(Figure record listings)
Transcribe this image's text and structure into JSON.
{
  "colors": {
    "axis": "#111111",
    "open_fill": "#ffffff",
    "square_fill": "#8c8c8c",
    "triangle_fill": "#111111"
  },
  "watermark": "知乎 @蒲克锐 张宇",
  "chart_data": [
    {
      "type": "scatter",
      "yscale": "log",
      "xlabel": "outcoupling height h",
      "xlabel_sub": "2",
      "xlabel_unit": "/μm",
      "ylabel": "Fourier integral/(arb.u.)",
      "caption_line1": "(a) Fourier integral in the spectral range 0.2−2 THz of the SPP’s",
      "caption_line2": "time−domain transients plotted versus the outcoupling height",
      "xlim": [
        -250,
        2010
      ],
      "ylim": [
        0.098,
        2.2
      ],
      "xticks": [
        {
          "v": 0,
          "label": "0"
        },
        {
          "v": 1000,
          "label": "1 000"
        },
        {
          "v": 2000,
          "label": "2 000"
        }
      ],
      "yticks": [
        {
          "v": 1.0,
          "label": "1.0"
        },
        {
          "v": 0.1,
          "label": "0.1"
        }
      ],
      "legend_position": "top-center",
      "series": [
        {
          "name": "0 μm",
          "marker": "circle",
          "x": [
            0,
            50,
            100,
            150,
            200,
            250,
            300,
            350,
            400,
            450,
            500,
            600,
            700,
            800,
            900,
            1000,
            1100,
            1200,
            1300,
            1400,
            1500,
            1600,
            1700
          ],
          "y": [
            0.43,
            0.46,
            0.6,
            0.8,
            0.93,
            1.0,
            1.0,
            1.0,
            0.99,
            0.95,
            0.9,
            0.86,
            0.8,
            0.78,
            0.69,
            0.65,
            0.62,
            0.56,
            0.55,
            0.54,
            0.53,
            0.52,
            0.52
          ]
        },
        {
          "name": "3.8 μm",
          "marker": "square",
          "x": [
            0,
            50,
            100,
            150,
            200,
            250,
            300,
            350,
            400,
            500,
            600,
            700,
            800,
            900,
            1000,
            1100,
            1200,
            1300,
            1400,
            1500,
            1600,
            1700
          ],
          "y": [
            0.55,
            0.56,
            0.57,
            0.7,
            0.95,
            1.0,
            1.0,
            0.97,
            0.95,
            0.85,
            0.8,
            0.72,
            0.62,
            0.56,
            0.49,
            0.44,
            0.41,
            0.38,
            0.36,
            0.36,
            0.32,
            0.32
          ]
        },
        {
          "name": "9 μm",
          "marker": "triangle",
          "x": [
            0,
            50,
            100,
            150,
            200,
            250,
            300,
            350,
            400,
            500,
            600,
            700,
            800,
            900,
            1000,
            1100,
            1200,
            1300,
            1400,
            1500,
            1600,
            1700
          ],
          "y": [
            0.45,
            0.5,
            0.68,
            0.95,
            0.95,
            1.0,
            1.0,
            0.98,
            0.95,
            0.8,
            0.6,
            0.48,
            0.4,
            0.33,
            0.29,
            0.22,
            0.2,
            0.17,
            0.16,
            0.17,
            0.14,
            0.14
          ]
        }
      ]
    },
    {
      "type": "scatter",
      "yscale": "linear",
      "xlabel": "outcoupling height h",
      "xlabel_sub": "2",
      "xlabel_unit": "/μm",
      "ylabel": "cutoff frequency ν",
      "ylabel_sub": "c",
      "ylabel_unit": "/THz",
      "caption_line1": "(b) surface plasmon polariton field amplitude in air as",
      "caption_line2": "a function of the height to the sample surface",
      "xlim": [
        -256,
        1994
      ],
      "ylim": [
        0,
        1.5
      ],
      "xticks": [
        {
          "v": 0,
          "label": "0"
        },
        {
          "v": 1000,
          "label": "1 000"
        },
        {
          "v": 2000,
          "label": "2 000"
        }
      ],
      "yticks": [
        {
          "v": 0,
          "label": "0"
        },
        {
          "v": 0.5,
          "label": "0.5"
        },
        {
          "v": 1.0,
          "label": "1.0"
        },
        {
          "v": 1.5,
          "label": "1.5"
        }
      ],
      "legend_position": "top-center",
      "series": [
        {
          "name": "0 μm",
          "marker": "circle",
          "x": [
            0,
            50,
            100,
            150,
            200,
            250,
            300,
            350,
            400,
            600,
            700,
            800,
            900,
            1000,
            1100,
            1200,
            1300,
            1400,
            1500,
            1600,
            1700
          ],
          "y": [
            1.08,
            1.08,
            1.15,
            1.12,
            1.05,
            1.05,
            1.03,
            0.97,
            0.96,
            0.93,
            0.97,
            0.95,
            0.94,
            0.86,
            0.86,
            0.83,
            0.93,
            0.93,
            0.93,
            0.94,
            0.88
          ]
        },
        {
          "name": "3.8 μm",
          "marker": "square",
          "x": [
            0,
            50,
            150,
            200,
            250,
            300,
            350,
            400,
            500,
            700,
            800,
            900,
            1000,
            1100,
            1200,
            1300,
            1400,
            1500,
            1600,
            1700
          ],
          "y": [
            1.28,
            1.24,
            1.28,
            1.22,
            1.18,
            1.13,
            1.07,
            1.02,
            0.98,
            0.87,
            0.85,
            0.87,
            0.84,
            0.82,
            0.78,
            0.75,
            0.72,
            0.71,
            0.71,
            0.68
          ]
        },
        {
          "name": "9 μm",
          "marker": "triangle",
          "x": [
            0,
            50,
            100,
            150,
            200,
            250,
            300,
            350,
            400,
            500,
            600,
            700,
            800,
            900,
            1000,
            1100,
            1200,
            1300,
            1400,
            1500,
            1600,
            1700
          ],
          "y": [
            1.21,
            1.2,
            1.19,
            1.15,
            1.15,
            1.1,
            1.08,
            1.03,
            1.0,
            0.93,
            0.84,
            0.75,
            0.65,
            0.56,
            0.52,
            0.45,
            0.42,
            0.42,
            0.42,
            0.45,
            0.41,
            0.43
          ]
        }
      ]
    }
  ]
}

- What is expected -
From the first line to the last, retype the data exactly.

- Final result -
Transcribe this image's text and structure into JSON.
{
  "colors": {
    "axis": "#111111",
    "open_fill": "#ffffff",
    "square_fill": "#8c8c8c",
    "triangle_fill": "#111111"
  },
  "watermark": "知乎 @蒲克锐 张宇",
  "chart_data": [
    {
      "type": "scatter",
      "yscale": "log",
      "xlabel": "outcoupling height h",
      "xlabel_sub": "2",
      "xlabel_unit": "/μm",
      "ylabel": "Fourier integral/(arb.u.)",
      "caption_line1": "(a) Fourier integral in the spectral range 0.2−2 THz of the SPP’s",
      "caption_line2": "time−domain transients plotted versus the outcoupling height",
      "xlim": [
        -250,
        2010
      ],
      "ylim": [
        0.098,
        2.2
      ],
      "xticks": [
        {
          "v": 0,
          "label": "0"
        },
        {
          "v": 1000,
          "label": "1 000"
        },
        {
          "v": 2000,
          "label": "2 000"
        }
      ],
      "yticks": [
        {
          "v": 1.0,
          "label": "1.0"
        },
        {
          "v": 0.1,
          "label": "0.1"
        }
      ],
      "legend_position": "top-center",
      "series": [
        {
          "name": "0 μm",
          "marker": "circle",
          "x": [
            0,
            50,
            100,
            150,
            200,
            250,
            300,
            350,
            400,
            450,
            500,
            600,
            700,
            800,
            900,
            1000,
            1100,
            1200,
            1300,
            1400,
            1500,
            1600,
            1700
          ],
          "y": [
            0.43,
            0.46,
            0.6,
            0.8,
            0.93,
            1.0,
            1.0,
            1.0,
            0.99,
            0.95,
            0.9,
            0.86,
            0.8,
            0.78,
            0.69,
            0.65,
            0.62,
            0.56,
            0.55,
            0.54,
            0.53,
            0.52,
            0.52
          ]
        },
        {
          "name": "3.8 μm",
          "marker": "square",
          "x": [
            0,
            50,
            100,
            150,
            200,
            250,
            300,
            350,
            400,
            500,
            600,
            700,
            800,
            900,
            1000,
            1100,
            1200,
            1300,
            1400,
            1500,
            1600,
            1700
          ],
          "y": [
            0.55,
            0.56,
            0.57,
            0.7,
            0.95,
            1.0,
            1.0,
            0.97,
            0.95,
            0.85,
            0.8,
            0.72,
            0.62,
            0.56,
            0.49,
            0.44,
            0.41,
            0.38,
            0.36,
            0.36,
            0.32,
            0.32
          ]
        },
        {
          "name": "9 μm",
          "marker": "triangle",
          "x": [
            0,
            50,
            100,
            150,
            200,
            250,
            300,
            350,
            400,
            500,
            600,
            700,
            800,
            900,
            1000,
            1100,
            1200,
            1300,
            1400,
            1500,
            1600,
            1700
          ],
          "y": [
            0.45,
            0.5,
            0.68,
            0.95,
            0.95,
            1.0,
            1.0,
            0.98,
            0.95,
            0.8,
            0.6,
            0.48,
            0.4,
            0.33,
            0.29,
            0.22,
            0.2,
            0.17,
            0.16,
            0.17,
            0.14,
            0.14
          ]
        }
      ]
    },
    {
      "type": "scatter",
      "yscale": "linear",
      "xlabel": "outcoupling height h",
      "xlabel_sub": "2",
      "xlabel_unit": "/μm",
      "ylabel": "cutoff frequency ν",
      "ylabel_sub": "c",
      "ylabel_unit": "/THz",
      "caption_line1": "(b) surface plasmon polariton field amplitude in air as",
      "caption_line2": "a function of the height to the sample surface",
      "xlim": [
        -256,
        1994
      ],
      "ylim": [
        0,
        1.5
      ],
      "xticks": [
        {
          "v": 0,
          "label": "0"
        },
        {
          "v": 1000,
          "label": "1 000"
        },
        {
          "v": 2000,
          "label": "2 000"
        }
      ],
      "yticks": [
        {
          "v": 0,
          "label": "0"
        },
        {
          "v": 0.5,
          "label": "0.5"
        },
        {
          "v": 1.0,
          "label": "1.0"
        },
        {
          "v": 1.5,
          "label": "1.5"
        }
      ],
      "legend_position": "top-center",
      "series": [
        {
          "name": "0 μm",
          "marker": "circle",
          "x": [
            0,
            50,
            100,
            150,
            200,
            250,
            300,
            350,
            400,
            600,
            700,
            800,
            900,
            1000,
            1100,
            1200,
            1300,
            1400,
            1500,
            1600,
            1700
          ],
          "y": [
            1.08,
            1.08,
            1.15,
            1.12,
            1.05,
            1.05,
            1.03,
            0.97,
            0.96,
            0.93,
            0.97,
            0.95,
            0.94,
            0.86,
            0.86,
            0.83,
            0.93,
            0.93,
            0.93,
            0.94,
            0.88
          ]
        },
        {
          "name": "3.8 μm",
          "marker": "square",
          "x": [
            0,
            50,
            150,
            200,
            250,
            300,
            350,
            400,
            500,
            700,
            800,
            900,
            1000,
            1100,
            1200,
            1300,
            1400,
            1500,
            1600,
            1700
          ],
          "y": [
            1.28,
            1.24,
            1.28,
            1.22,
            1.18,
            1.13,
            1.07,
            1.02,
            0.98,
            0.87,
            0.85,
            0.87,
            0.84,
            0.82,
            0.78,
            0.75,
            0.72,
            0.71,
            0.71,
            0.68
          ]
        },
        {
          "name": "9 μm",
          "marker": "triangle",
          "x": [
            0,
            50,
            100,
            150,
            200,
            250,
            300,
            350,
            400,
            500,
            600,
            700,
            800,
            900,
            1000,
            1100,
            1200,
            1300,
            1400,
            1500,
            1600,
            1700
          ],
          "y": [
            1.21,
            1.2,
            1.19,
            1.15,
            1.15,
            1.1,
            1.08,
            1.03,
            1.0,
            0.93,
            0.84,
            0.75,
            0.65,
            0.56,
            0.52,
            0.45,
            0.42,
            0.42,
            0.42,
            0.45,
            0.41,
            0.43
          ]
        }
      ]
    }
  ]
}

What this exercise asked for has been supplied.